> Requirements
Locate each line below that includes "гранаты" and reproduce it.

> Exercise inputs
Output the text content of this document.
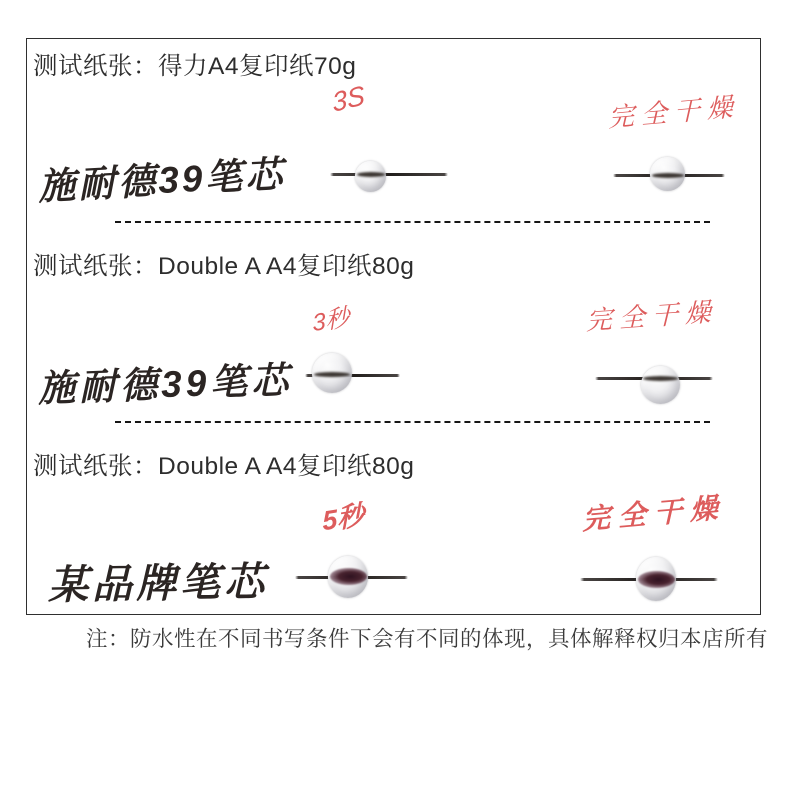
测试纸张：得力A4复印纸70g
3S	完全干燥
施耐德39笔芯
测试纸张：Double A A4复印纸80g
3秒	完全干燥
施耐德39笔芯
测试纸张：Double A A4复印纸80g
5秒	完全干燥
某品牌笔芯
注：防水性在不同书写条件下会有不同的体现，具体解释权归本店所有
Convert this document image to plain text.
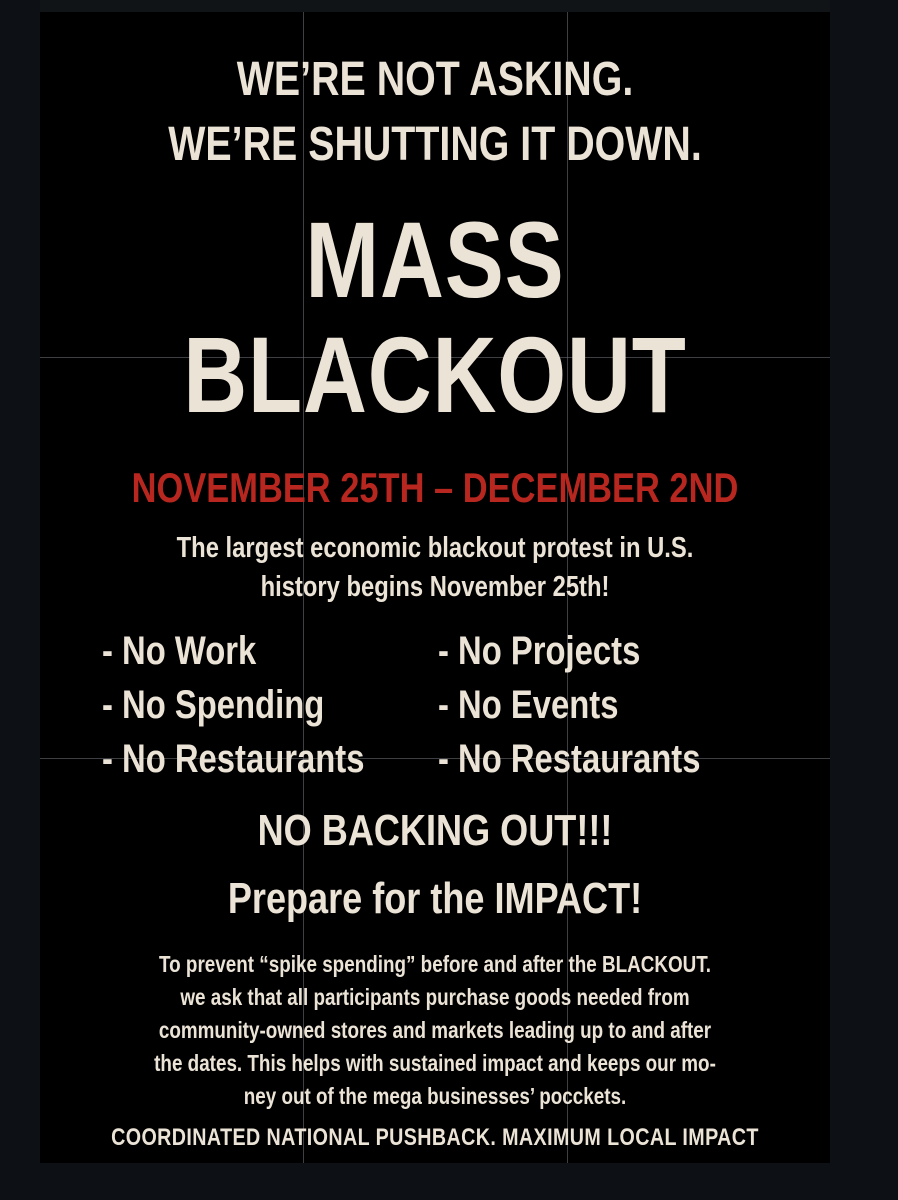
WE’RE NOT ASKING.
WE’RE SHUTTING IT DOWN.
MASS
BLACKOUT
NOVEMBER 25TH – DECEMBER 2ND
The largest economic blackout protest in U.S.
history begins November 25th!
- No Work
- No Spending
- No Restaurants
- No Projects
- No Events
- No Restaurants
NO BACKING OUT!!!
Prepare for the IMPACT!
To prevent “spike spending” before and after the BLACKOUT.
we ask that all participants purchase goods needed from
community-owned stores and markets leading up to and after
the dates. This helps with sustained impact and keeps our mo-
ney out of the mega businesses’ pocckets.
COORDINATED NATIONAL PUSHBACK. MAXIMUM LOCAL IMPACT
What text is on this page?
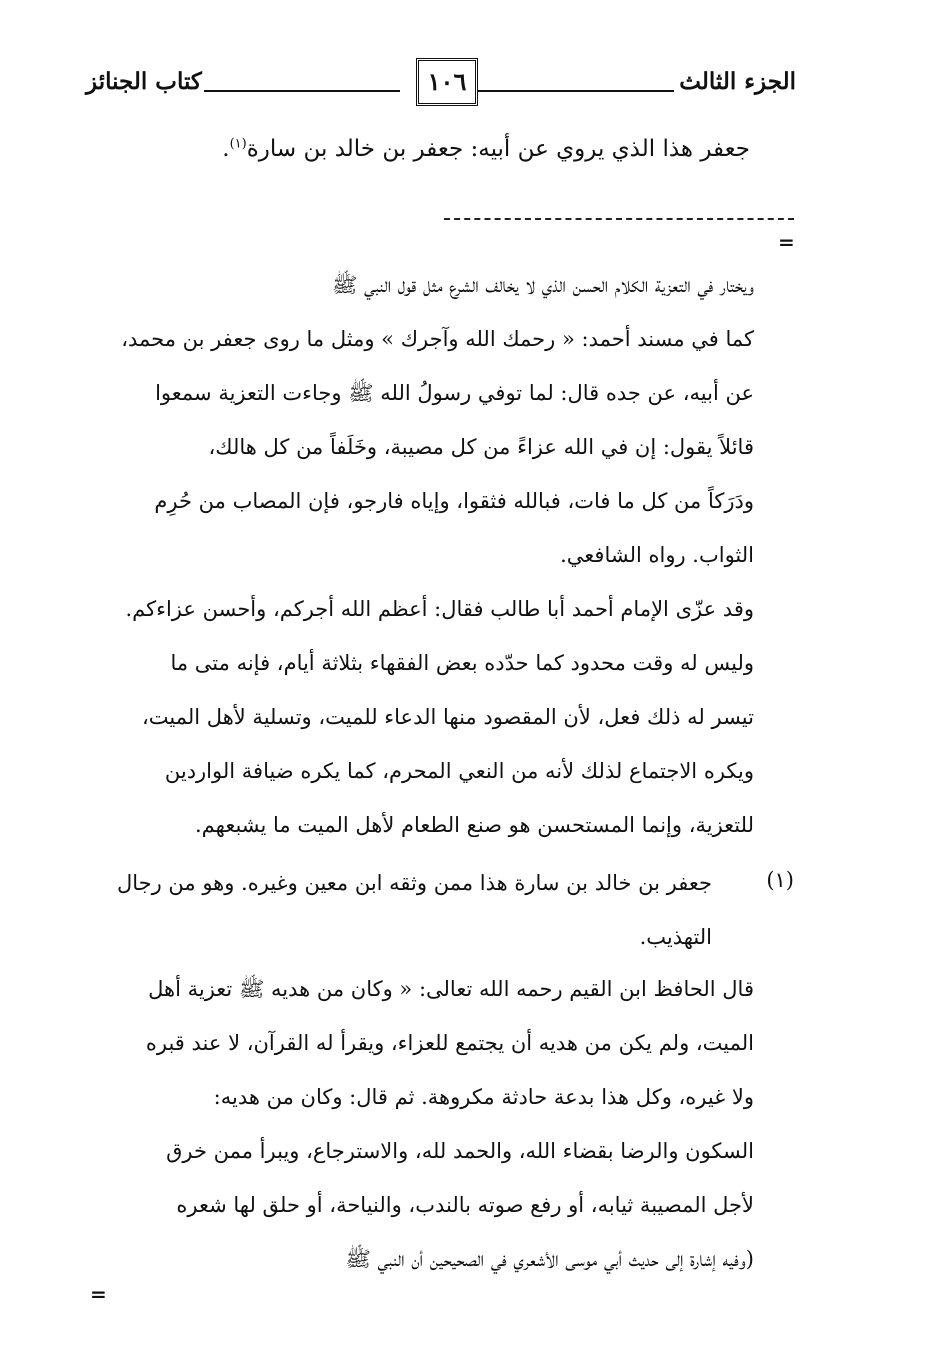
الجزء الثالث
١٠٦
كتاب الجنائز
جعفر هذا الذي يروي عن أبيه: جعفر بن خالد بن سارة$^{(١)}$.
=
ويختار في التعزية الكلام الحسن الذي لا يخالف الشرع مثل قول النبي ﷺ
كما في مسند أحمد: « رحمك الله وآجرك » ومثل ما روى جعفر بن محمد،
عن أبيه، عن جده قال: لما توفي رسولُ الله ﷺ وجاءت التعزية سمعوا
قائلاً يقول: إن في الله عزاءً من كل مصيبة، وخَلَفاً من كل هالك،
ودَرَكاً من كل ما فات، فبالله فثقوا، وإياه فارجو، فإن المصاب من حُرِم
الثواب. رواه الشافعي.
وقد عزّى الإمام أحمد أبا طالب فقال: أعظم الله أجركم، وأحسن عزاءكم.
وليس له وقت محدود كما حدّده بعض الفقهاء بثلاثة أيام، فإنه متى ما
تيسر له ذلك فعل، لأن المقصود منها الدعاء للميت، وتسلية لأهل الميت،
ويكره الاجتماع لذلك لأنه من النعي المحرم، كما يكره ضيافة الواردين
للتعزية، وإنما المستحسن هو صنع الطعام لأهل الميت ما يشبعهم.
(١)
جعفر بن خالد بن سارة هذا ممن وثقه ابن معين وغيره. وهو من رجال
التهذيب.
قال الحافظ ابن القيم رحمه الله تعالى: « وكان من هديه ﷺ تعزية أهل
الميت، ولم يكن من هديه أن يجتمع للعزاء، ويقرأ له القرآن، لا عند قبره
ولا غيره، وكل هذا بدعة حادثة مكروهة. ثم قال: وكان من هديه:
السكون والرضا بقضاء الله، والحمد لله، والاسترجاع، ويبرأ ممن خرق
لأجل المصيبة ثيابه، أو رفع صوته بالندب، والنياحة، أو حلق لها شعره
(وفيه إشارة إلى حديث أبي موسى الأشعري في الصحيحين أن النبي ﷺ
=
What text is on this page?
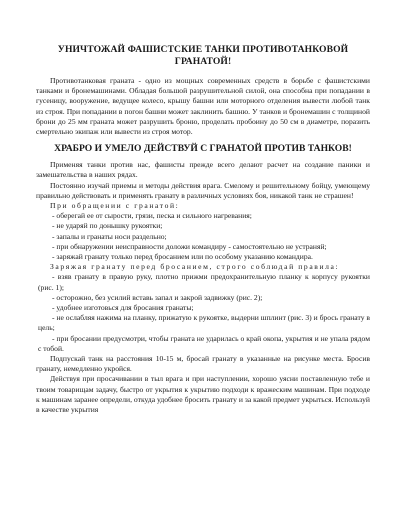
УНИЧТОЖАЙ ФАШИСТСКИЕ ТАНКИ ПРОТИВОТАНКОВОЙ ГРАНАТОЙ!

Противотанковая граната - одно из мощных современных средств в борьбе с фашистскими танками и бронемашинами. Обладая большой разрушительной силой, она способна при попадании в гусеницу, вооружение, ведущее колесо, крышу башни или моторного отделения вывести любой танк из строя. При попадании в погон башни может заклинить башню. У танков и бронемашин с толщиной брони до 25 мм граната может разрушить броню, проделать пробоину до 50 см в диаметре, поразить смертельно экипаж или вывести из строя мотор.

ХРАБРО И УМЕЛО ДЕЙСТВУЙ С ГРАНАТОЙ ПРОТИВ ТАНКОВ!

Применяя танки против нас, фашисты прежде всего делают расчет на создание паники и замешательства в наших рядах.

Постоянно изучай приемы и методы действия врага. Смелому и решительному бойцу, умеющему правильно действовать и применять гранату в различных условиях боя, никакой танк не страшен!

При обращении с гранатой:

- оберегай ее от сырости, грязи, песка и сильного нагревания;

- не ударяй по донышку рукоятки;

- запалы и гранаты носи раздельно;

- при обнаружении неисправности доложи командиру - самостоятельно не устраняй;

- заряжай гранату только перед бросанием или по особому указанию командира.

Заряжая гранату перед бросанием, строго соблюдай правила:

- взяв гранату в правую руку, плотно прижми предохранительную планку к корпусу рукоятки (рис. 1);

- осторожно, без усилий вставь запал и закрой задвижку (рис. 2);

- удобнее изготовься для бросания гранаты;

- не ослабляя нажима на планку, прижатую к рукоятке, выдерни шплинт (рис. 3) и брось гранату в цель;

- при бросании предусмотри, чтобы граната не ударилась о край окопа, укрытия и не упала рядом с тобой.

Подпускай танк на расстояния 10-15 м, бросай гранату в указанные на рисунке места. Бросив гранату, немедленно укройся.

Действуя при просачивании в тыл врага и при наступлении, хорошо уясни поставленную тебе и твоим товарищам задачу, быстро от укрытия к укрытию подходи к вражеским машинам. При подходе к машинам заранее определи, откуда удобнее бросить гранату и за какой предмет укрыться. Используй в качестве укрытия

> Answer to this problem
- запалы и гранаты носи раздельно;
- удобнее изготовься для бросания гранаты;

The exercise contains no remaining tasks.